◆ Given problem
Provide the number of lines where the word "项目名称" occurs, and no other text.

(Collected data)
------------------------------------

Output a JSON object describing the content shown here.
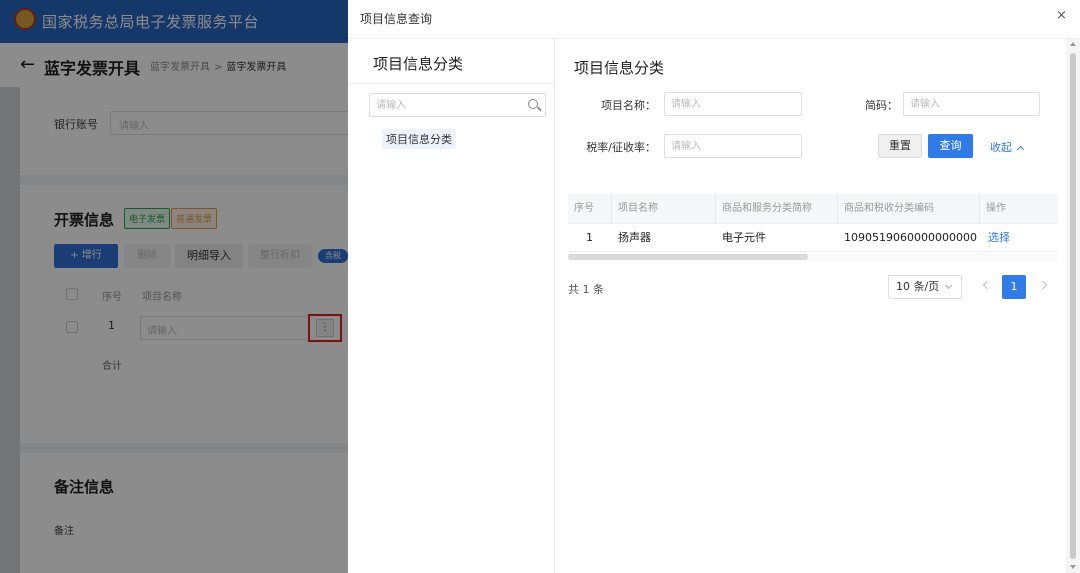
{
  "background": {
    "site_title": "国家税务总局电子发票服务平台",
    "page_title": "蓝字发票开具",
    "breadcrumb": [
      "蓝字发票开具",
      "蓝字发票开具"
    ],
    "bank_account_label": "银行账号",
    "input_placeholder": "请输入",
    "invoice_section_title": "开票信息",
    "tag_electronic": "电子发票",
    "tag_ordinary": "普通发票",
    "add_row_button": "+ 增行",
    "delete_button": "删除",
    "detail_import_button": "明细导入",
    "button_3": "整行折扣",
    "mini_tag": "含税",
    "col_seq": "序号",
    "col_item_name": "项目名称",
    "row_seq": "1",
    "total_label": "合计",
    "remark_section_title": "备注信息",
    "remark_label": "备注"
  },
  "dialog": {
    "title": "项目信息查询",
    "close": "×",
    "tree": {
      "title": "项目信息分类",
      "search_placeholder": "请输入",
      "node": "项目信息分类"
    },
    "panel_title": "项目信息分类",
    "form": {
      "item_name_label": "项目名称：",
      "item_name_placeholder": "请输入",
      "short_code_label": "简码：",
      "short_code_placeholder": "请输入",
      "tax_rate_label": "税率/征收率：",
      "tax_rate_placeholder": "请输入",
      "reset": "重置",
      "query": "查询",
      "collapse": "收起"
    },
    "table": {
      "headers": [
        "序号",
        "项目名称",
        "商品和服务分类简称",
        "商品和税收分类编码",
        "操作"
      ],
      "rows": [
        {
          "seq": "1",
          "name": "扬声器",
          "category": "电子元件",
          "code": "1090519060000000000",
          "action": "选择"
        }
      ]
    },
    "pagination": {
      "total": "共 1 条",
      "page_size": "10 条/页",
      "current_page": "1"
    }
  },
  "colors": {
    "brand_blue": "#2766c2",
    "primary": "#2f7be8",
    "highlight_red": "#e02020"
  }
}
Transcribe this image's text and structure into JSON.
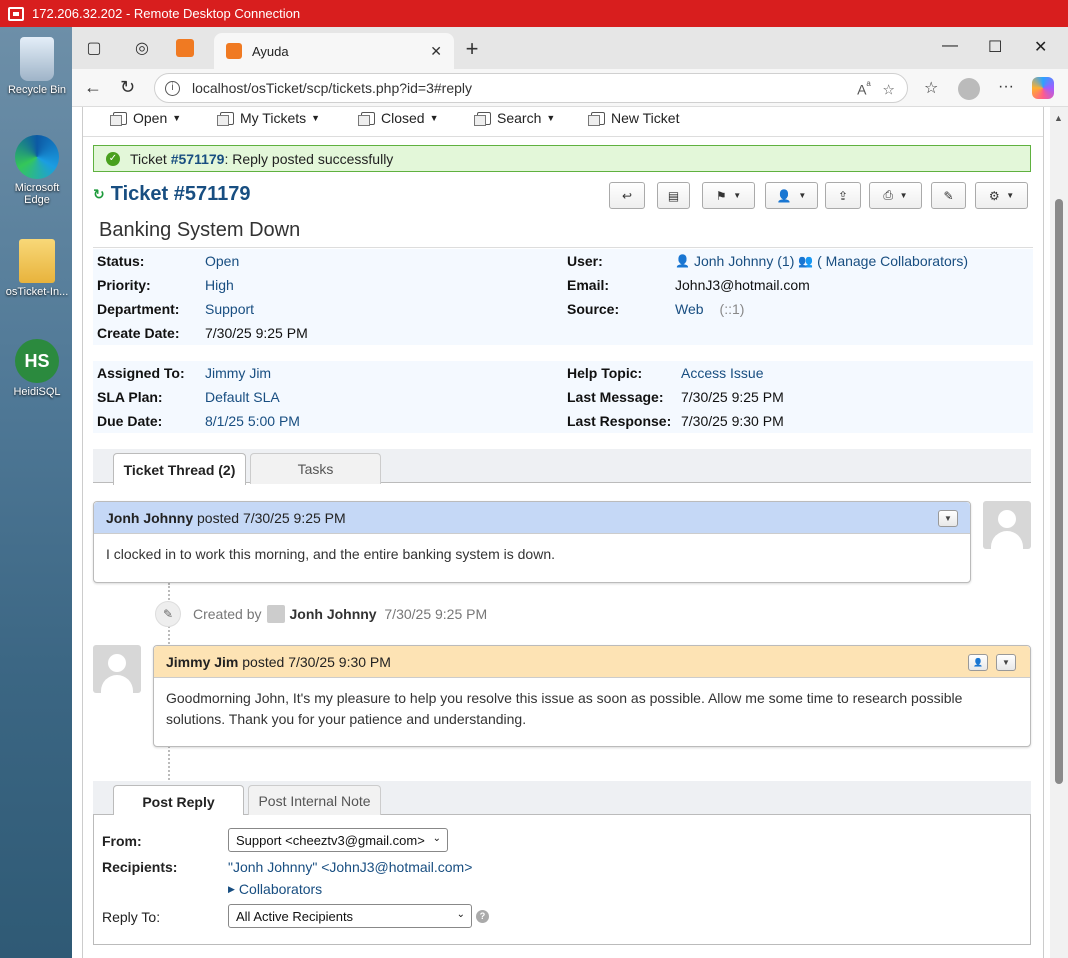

------------------------------------

◆ Task answer
3